=== WORK TO BE COMPLETED ===
Across the listing below, count the lines that mention the string "label". Reply with the figure only.

━━ MATERIAL PROVIDED

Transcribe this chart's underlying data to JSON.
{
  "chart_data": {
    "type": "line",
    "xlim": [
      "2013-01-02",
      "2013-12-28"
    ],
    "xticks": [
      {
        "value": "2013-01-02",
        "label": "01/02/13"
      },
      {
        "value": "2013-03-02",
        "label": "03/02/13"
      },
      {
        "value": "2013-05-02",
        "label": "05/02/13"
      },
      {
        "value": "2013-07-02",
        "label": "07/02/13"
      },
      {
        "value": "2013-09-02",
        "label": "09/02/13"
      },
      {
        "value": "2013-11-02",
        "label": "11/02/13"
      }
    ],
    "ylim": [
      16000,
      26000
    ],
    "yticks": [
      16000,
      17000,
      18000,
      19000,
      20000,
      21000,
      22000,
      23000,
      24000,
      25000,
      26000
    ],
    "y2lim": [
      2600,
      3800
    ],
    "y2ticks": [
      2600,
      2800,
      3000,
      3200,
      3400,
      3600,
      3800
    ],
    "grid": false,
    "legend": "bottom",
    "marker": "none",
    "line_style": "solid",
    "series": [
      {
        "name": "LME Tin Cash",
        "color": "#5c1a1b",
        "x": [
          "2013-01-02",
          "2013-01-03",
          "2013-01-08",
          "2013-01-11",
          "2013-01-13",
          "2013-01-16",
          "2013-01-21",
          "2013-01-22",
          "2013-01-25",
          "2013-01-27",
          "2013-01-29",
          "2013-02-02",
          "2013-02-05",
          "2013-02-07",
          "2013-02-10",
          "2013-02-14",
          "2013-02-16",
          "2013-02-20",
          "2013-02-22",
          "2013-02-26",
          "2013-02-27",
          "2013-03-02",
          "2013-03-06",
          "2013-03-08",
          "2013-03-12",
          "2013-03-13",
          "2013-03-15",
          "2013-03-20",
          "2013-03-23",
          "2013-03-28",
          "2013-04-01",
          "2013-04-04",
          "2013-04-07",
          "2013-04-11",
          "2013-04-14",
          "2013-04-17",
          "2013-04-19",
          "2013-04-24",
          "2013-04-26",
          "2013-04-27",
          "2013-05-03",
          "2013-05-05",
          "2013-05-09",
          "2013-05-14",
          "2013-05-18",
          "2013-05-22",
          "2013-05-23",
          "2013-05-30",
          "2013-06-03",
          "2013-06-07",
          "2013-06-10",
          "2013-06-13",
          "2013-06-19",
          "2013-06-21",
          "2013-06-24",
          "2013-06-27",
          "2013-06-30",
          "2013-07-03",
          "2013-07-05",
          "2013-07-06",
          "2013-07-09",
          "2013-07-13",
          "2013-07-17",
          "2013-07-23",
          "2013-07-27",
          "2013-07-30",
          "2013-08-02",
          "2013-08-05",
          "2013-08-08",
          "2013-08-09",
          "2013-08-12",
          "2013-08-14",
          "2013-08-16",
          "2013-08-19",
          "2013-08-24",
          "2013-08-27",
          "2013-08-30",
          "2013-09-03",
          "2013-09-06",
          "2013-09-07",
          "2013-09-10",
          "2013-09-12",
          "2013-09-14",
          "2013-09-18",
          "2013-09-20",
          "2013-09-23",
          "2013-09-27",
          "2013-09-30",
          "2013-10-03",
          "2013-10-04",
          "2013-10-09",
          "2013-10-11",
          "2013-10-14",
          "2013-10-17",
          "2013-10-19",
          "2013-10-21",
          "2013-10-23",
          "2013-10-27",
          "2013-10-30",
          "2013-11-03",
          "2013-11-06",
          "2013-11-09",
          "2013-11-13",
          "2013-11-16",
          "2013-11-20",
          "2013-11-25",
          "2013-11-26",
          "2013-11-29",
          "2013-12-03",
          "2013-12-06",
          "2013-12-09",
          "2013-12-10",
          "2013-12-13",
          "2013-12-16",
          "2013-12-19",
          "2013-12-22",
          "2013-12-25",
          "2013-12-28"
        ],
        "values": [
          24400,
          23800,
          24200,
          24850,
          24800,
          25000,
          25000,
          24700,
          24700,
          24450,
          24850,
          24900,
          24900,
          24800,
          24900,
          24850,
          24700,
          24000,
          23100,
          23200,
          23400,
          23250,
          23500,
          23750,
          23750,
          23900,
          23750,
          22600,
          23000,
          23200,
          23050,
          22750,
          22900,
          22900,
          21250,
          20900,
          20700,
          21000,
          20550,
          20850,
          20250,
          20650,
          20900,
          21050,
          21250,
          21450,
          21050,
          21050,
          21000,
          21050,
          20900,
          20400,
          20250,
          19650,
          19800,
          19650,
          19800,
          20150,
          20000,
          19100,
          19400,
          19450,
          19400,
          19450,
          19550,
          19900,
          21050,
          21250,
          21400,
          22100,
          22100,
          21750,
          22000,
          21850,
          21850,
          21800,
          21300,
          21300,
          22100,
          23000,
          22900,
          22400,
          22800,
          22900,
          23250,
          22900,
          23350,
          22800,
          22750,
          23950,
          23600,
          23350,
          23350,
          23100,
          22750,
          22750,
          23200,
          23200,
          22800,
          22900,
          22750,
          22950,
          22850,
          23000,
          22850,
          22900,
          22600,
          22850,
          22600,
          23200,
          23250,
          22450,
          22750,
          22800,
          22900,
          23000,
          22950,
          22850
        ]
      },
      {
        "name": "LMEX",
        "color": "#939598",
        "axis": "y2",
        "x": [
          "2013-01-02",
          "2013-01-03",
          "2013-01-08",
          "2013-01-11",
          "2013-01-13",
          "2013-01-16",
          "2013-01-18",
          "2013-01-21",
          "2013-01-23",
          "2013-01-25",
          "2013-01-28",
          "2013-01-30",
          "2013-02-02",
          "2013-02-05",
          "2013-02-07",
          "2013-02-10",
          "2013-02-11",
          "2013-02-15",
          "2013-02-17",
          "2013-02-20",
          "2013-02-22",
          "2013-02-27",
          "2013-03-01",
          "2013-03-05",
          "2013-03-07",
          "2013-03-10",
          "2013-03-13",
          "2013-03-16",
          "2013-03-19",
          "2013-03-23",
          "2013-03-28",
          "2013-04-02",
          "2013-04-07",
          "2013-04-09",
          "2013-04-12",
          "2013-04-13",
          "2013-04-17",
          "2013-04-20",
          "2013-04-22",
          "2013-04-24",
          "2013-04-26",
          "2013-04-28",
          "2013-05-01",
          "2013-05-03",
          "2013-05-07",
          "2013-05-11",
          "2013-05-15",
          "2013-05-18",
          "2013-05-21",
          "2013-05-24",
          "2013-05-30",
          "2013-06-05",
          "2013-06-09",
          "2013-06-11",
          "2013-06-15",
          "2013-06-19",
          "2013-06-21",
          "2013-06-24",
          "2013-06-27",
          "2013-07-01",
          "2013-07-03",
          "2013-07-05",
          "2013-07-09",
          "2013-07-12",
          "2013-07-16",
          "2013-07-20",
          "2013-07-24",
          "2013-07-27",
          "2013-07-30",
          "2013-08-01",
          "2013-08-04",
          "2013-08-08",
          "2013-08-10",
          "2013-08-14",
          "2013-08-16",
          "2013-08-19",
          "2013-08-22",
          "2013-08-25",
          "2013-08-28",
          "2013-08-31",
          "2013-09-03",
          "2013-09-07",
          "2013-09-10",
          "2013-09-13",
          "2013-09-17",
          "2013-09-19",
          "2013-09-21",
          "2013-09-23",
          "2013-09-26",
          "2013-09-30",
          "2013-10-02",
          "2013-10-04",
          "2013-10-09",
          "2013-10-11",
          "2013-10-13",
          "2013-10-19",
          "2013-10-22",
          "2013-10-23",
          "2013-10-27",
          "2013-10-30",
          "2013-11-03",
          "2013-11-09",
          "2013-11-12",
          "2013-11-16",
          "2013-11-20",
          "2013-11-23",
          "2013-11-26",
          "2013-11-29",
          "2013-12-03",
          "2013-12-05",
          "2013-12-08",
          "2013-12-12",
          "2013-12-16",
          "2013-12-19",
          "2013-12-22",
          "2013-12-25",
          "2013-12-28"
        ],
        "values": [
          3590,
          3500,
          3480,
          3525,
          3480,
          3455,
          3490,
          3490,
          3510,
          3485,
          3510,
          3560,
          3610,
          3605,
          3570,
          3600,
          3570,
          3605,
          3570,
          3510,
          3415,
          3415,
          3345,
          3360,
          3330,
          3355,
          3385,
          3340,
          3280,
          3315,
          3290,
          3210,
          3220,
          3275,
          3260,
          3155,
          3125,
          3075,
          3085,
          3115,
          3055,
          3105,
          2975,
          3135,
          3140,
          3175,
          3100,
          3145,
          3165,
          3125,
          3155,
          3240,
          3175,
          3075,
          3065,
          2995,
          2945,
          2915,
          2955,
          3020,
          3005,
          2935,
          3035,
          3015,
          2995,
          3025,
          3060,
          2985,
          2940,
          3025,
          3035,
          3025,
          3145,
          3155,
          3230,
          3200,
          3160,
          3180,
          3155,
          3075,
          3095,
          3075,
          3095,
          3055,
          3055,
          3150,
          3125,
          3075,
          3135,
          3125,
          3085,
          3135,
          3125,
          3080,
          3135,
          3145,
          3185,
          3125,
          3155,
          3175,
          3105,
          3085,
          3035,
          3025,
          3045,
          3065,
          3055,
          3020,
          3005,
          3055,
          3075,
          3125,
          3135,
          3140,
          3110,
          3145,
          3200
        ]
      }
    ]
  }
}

━━━━

=== EXPECTED ANSWER ===
6